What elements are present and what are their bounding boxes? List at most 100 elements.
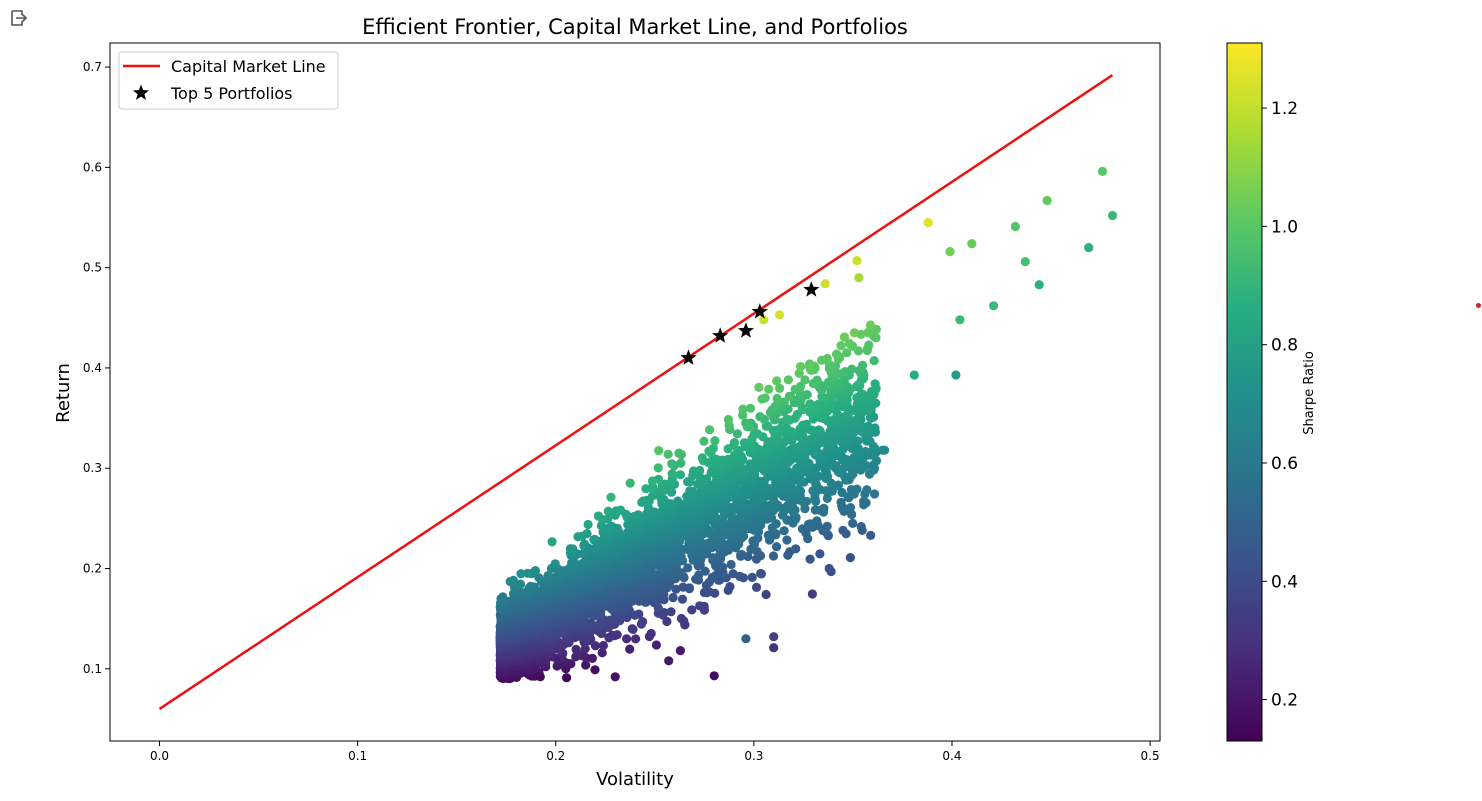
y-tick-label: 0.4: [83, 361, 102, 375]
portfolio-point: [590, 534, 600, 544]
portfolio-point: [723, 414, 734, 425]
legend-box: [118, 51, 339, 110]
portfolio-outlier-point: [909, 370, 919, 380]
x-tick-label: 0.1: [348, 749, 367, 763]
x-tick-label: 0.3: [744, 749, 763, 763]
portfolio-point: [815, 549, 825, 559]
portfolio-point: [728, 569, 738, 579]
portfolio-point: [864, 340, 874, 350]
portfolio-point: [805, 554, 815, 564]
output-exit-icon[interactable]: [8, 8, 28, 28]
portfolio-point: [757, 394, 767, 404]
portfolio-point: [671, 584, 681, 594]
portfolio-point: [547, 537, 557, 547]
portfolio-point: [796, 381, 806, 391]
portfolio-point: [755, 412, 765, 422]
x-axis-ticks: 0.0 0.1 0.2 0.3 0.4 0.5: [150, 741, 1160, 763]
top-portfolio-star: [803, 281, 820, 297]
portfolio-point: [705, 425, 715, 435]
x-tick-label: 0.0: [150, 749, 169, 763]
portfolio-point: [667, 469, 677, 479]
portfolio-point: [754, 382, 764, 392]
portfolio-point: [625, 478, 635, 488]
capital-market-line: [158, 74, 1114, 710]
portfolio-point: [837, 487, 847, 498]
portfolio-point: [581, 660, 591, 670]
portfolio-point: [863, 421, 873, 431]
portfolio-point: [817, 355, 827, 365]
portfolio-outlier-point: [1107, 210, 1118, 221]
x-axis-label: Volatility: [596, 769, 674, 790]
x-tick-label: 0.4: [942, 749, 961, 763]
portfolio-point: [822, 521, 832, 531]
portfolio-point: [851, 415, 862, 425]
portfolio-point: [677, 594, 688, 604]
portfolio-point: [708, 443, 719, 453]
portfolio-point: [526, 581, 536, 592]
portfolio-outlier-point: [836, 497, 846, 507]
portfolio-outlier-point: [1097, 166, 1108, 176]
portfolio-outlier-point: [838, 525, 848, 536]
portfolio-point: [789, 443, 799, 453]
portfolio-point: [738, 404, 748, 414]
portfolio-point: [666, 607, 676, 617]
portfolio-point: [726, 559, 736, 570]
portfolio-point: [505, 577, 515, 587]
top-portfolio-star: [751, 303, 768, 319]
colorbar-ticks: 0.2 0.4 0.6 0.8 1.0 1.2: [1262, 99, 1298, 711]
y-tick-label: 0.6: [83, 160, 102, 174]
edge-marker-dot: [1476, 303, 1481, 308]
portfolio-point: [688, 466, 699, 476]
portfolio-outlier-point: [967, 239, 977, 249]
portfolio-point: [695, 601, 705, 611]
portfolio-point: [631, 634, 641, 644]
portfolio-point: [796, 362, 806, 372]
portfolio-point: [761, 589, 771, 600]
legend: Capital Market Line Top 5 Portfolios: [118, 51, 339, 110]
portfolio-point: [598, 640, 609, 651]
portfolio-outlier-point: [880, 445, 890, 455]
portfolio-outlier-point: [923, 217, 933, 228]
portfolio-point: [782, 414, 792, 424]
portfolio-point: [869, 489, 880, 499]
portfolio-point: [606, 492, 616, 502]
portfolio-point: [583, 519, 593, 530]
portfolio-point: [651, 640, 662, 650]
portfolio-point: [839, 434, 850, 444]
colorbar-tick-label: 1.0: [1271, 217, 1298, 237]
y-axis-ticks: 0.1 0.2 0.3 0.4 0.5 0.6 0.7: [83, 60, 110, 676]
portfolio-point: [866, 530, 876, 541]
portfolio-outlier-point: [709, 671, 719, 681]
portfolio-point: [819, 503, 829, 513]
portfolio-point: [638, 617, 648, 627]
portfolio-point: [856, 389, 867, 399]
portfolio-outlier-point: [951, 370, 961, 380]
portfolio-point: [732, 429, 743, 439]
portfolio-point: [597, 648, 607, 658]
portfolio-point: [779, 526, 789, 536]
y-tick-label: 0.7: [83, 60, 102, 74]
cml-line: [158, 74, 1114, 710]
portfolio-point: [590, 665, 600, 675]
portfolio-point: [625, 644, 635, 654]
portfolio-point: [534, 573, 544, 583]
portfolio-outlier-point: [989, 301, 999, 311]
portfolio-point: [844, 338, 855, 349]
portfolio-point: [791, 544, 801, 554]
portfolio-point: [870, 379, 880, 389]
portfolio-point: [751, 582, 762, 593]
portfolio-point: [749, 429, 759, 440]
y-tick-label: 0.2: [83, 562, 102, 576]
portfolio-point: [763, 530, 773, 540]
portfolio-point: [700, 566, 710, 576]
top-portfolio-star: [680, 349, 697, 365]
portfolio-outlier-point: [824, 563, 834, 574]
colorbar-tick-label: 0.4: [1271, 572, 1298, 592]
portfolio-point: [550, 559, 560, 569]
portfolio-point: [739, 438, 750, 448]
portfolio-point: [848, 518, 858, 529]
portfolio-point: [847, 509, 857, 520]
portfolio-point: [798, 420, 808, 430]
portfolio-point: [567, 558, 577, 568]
· · ·
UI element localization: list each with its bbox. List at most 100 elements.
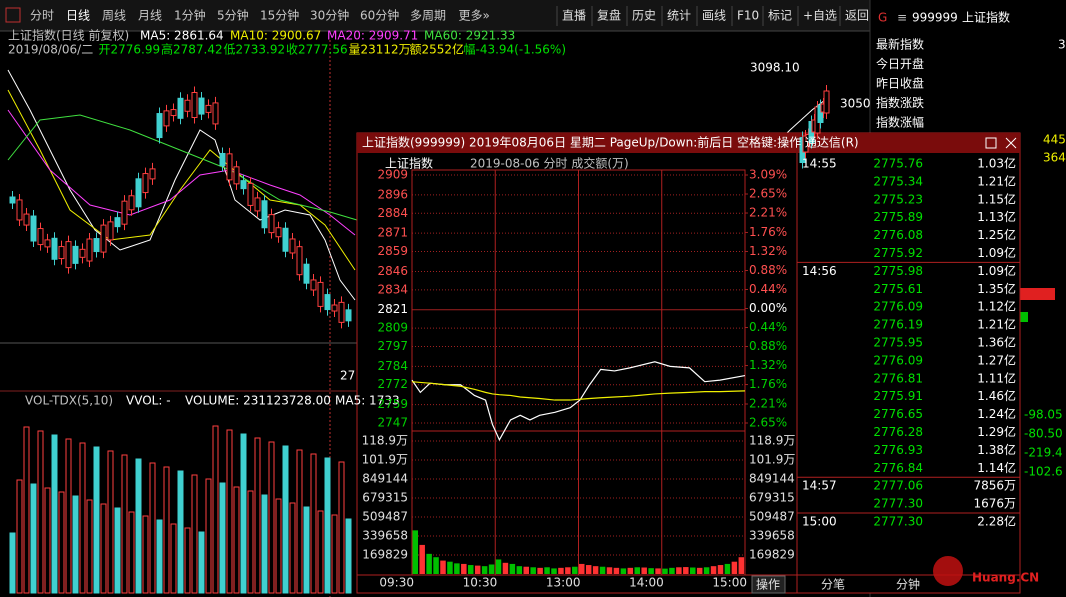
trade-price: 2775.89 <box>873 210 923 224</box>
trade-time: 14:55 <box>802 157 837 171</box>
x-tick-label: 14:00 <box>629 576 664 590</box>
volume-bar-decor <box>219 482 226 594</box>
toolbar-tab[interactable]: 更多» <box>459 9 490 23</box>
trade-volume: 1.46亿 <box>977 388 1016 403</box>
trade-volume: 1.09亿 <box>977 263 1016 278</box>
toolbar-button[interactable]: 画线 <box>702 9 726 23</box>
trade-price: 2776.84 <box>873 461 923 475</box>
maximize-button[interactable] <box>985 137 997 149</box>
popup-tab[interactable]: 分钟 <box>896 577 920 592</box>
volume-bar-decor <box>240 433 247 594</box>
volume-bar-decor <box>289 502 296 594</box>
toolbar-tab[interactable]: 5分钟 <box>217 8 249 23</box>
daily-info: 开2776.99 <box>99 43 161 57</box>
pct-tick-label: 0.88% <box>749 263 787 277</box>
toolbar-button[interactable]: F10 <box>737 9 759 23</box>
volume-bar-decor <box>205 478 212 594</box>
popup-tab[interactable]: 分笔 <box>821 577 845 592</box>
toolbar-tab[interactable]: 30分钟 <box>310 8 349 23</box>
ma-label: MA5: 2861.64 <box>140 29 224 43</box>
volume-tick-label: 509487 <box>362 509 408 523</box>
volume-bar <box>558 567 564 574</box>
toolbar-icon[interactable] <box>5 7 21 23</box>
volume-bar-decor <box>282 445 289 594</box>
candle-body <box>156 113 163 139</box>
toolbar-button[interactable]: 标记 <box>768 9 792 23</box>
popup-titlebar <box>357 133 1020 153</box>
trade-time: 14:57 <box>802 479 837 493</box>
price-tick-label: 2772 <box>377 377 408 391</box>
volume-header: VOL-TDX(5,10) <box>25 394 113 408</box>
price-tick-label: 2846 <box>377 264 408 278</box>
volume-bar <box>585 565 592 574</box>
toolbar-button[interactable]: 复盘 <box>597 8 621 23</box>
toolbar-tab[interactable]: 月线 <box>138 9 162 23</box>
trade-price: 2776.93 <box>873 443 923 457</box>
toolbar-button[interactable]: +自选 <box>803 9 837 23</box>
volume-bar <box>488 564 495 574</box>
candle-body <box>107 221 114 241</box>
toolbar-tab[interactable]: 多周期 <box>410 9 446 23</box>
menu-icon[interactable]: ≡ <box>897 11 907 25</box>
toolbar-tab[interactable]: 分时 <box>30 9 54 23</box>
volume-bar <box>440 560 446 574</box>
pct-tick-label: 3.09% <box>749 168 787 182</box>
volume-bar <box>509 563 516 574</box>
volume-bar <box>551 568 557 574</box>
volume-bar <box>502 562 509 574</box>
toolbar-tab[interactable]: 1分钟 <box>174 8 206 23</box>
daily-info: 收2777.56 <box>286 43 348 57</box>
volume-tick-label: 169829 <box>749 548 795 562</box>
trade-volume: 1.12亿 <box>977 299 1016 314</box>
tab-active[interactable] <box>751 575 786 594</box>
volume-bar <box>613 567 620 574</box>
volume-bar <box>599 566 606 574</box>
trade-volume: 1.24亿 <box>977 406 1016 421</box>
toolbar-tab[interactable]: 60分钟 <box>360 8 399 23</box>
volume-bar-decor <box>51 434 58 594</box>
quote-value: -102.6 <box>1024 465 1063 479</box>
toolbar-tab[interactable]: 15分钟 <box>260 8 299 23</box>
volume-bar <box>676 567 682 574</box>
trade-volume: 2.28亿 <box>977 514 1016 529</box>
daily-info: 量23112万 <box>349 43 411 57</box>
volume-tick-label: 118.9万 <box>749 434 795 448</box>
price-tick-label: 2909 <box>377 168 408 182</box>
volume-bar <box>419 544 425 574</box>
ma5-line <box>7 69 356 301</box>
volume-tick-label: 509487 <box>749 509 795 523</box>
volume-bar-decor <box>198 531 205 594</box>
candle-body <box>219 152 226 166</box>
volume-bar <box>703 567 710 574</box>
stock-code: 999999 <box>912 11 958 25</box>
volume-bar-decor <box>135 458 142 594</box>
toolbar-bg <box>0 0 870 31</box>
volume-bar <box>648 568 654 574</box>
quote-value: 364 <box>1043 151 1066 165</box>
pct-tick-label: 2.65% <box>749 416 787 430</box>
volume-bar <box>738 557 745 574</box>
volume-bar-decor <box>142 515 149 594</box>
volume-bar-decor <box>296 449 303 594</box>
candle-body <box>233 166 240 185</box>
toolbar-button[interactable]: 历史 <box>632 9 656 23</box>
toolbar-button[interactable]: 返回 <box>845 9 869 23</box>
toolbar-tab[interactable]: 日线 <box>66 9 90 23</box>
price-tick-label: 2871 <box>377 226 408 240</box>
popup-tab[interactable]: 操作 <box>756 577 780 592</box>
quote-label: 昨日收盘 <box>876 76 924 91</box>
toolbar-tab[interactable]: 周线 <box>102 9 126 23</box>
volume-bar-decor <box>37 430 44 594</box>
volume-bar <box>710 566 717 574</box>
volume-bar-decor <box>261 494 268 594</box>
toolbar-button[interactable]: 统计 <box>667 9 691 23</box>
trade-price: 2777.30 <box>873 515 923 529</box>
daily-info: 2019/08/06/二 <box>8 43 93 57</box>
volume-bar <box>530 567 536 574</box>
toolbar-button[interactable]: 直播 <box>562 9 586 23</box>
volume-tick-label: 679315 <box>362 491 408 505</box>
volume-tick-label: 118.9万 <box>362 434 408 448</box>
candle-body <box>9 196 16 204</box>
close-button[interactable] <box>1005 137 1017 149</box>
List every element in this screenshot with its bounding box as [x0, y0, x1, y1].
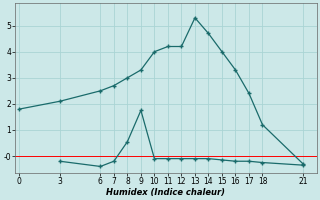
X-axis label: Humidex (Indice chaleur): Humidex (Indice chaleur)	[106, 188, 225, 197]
· · ·
■ WORK TO COMPLETE:
Quote the lines from the one containing "trade-price: 2775.89 <box>873" to the one containing "trade-volume: 1.46亿 <box>977", with both of those lines included.

■ SOLUTION FOR THIS PROBLEM:
trade-price: 2775.89 <box>873 210 923 224</box>
trade-time: 14:55 <box>802 157 837 171</box>
x-tick-label: 14:00 <box>629 576 664 590</box>
volume-bar-decor <box>219 482 226 594</box>
toolbar-tab[interactable]: 更多» <box>459 9 490 23</box>
trade-volume: 1.46亿 <box>977 388 1016 403</box>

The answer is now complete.